───── Data

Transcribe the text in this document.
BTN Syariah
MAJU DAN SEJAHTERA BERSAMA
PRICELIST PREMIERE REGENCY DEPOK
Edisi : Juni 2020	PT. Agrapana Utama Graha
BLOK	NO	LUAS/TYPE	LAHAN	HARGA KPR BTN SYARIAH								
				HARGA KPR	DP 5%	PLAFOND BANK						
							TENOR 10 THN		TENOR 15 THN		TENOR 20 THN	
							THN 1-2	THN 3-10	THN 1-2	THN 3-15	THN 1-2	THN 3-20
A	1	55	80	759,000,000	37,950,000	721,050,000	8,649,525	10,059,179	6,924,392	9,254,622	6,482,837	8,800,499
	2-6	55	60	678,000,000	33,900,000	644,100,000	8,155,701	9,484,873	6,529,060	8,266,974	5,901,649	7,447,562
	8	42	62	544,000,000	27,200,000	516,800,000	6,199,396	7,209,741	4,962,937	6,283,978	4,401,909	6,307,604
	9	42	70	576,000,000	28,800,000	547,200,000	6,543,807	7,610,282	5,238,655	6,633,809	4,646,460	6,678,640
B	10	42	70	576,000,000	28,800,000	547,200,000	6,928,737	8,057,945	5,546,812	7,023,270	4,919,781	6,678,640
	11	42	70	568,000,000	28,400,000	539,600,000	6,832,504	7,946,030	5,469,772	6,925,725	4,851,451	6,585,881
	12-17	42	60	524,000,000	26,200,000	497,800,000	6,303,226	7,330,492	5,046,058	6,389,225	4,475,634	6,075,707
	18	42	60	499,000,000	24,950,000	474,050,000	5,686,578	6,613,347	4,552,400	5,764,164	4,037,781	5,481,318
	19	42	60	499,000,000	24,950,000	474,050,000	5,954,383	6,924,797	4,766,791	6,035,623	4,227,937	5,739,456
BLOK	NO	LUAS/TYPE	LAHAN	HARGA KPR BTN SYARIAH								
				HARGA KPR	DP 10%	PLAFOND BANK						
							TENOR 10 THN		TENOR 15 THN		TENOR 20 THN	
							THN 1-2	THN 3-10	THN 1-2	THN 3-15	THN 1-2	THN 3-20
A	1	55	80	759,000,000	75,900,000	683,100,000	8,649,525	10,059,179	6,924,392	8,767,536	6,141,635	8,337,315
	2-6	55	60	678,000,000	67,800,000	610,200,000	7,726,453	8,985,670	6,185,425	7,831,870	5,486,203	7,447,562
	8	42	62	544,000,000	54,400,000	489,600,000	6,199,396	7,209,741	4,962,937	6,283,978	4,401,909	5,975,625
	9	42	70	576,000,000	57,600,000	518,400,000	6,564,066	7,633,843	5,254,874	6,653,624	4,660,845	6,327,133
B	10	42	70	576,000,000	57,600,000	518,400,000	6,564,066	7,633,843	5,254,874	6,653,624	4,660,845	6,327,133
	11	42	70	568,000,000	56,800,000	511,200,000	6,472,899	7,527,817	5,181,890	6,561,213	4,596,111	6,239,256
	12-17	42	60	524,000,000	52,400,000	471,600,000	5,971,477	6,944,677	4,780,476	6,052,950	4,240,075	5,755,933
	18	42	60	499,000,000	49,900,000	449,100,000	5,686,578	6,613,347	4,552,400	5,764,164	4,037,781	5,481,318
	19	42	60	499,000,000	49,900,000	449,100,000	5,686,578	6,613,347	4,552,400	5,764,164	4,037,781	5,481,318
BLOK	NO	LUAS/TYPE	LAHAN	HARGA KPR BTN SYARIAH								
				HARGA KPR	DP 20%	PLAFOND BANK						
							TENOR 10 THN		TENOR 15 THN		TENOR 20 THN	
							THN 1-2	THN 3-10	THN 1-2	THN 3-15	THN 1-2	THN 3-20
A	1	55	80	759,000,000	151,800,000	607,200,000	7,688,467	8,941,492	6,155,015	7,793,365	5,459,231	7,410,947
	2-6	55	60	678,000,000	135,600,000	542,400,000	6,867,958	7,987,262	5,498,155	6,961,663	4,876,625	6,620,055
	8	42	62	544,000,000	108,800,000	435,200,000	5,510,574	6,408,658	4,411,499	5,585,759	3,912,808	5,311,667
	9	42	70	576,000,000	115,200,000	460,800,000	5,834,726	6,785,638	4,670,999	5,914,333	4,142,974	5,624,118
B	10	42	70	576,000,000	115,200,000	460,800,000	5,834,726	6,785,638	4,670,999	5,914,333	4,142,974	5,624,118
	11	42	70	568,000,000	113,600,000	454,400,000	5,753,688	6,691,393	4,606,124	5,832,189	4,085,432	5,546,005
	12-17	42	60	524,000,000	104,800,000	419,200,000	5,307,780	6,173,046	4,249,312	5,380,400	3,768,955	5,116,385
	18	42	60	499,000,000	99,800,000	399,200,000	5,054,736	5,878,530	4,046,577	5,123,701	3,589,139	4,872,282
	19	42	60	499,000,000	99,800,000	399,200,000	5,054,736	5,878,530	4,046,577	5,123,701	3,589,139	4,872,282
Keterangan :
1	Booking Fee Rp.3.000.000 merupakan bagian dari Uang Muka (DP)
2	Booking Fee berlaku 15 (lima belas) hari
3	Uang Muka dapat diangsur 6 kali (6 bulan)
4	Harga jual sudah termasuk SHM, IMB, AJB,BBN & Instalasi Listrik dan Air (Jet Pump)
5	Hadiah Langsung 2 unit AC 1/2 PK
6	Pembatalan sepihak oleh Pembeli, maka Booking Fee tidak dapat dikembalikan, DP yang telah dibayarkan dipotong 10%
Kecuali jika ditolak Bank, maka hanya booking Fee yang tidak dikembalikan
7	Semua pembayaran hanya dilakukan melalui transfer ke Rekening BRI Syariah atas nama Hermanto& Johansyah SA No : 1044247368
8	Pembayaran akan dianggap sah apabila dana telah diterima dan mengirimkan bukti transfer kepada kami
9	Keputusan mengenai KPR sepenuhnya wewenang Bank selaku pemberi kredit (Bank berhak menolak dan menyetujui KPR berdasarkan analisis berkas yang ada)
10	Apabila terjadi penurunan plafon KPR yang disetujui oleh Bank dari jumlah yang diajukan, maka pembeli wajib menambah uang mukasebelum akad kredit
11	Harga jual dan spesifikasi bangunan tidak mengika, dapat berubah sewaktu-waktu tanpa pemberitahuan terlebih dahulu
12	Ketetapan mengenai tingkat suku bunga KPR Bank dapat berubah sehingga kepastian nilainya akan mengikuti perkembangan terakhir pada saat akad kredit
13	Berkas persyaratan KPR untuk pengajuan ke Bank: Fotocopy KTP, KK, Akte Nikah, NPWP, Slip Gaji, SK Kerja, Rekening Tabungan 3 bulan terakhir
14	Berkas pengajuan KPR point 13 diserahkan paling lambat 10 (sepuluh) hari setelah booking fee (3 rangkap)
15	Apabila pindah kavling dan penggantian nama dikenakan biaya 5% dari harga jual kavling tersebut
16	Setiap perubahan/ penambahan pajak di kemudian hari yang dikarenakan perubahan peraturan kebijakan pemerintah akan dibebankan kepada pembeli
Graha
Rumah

──────────

-- Task instructions --
Where a line in the material contains "nama", copy that line.

-- Worked answer --
7	Semua pembayaran hanya dilakukan melalui transfer ke Rekening BRI Syariah atas nama Hermanto& Johansyah SA No : 1044247368
15	Apabila pindah kavling dan penggantian nama dikenakan biaya 5% dari harga jual kavling tersebut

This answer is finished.